## Begin Records to use

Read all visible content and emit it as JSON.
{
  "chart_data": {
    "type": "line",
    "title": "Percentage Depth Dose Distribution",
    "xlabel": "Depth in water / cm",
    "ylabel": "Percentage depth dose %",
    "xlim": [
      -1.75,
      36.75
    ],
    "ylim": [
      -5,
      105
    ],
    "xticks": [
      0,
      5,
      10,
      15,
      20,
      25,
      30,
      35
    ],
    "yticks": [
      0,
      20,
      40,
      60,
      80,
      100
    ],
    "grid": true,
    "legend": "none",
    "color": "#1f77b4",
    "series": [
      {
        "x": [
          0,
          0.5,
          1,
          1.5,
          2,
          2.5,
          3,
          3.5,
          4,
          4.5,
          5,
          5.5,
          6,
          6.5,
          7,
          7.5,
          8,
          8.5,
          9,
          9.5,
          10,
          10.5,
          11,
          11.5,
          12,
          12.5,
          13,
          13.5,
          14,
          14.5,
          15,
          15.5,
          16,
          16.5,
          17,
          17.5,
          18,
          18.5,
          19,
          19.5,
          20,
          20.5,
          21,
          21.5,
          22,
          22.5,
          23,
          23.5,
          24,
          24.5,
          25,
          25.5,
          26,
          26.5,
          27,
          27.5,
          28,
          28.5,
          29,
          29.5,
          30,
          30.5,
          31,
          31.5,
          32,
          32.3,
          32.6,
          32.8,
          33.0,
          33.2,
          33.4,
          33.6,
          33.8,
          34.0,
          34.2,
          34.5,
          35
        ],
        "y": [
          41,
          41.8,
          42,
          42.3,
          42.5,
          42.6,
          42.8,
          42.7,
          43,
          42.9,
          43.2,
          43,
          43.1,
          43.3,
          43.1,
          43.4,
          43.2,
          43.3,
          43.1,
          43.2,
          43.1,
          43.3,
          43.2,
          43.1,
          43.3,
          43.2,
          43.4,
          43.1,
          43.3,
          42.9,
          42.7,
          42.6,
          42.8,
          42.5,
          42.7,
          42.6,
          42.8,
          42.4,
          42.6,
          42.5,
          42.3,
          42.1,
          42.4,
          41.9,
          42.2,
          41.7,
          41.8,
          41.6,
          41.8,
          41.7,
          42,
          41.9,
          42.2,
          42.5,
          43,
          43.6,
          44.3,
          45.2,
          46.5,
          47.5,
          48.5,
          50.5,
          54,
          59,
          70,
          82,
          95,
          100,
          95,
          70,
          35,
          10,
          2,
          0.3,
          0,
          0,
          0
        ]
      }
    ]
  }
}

## End Records to use

### Task to carry out
From the entries above, extract every line where the word "Percentage" appears.

### Completed task
    "title": "Percentage Depth Dose Distribution",
    "ylabel": "Percentage depth dose %",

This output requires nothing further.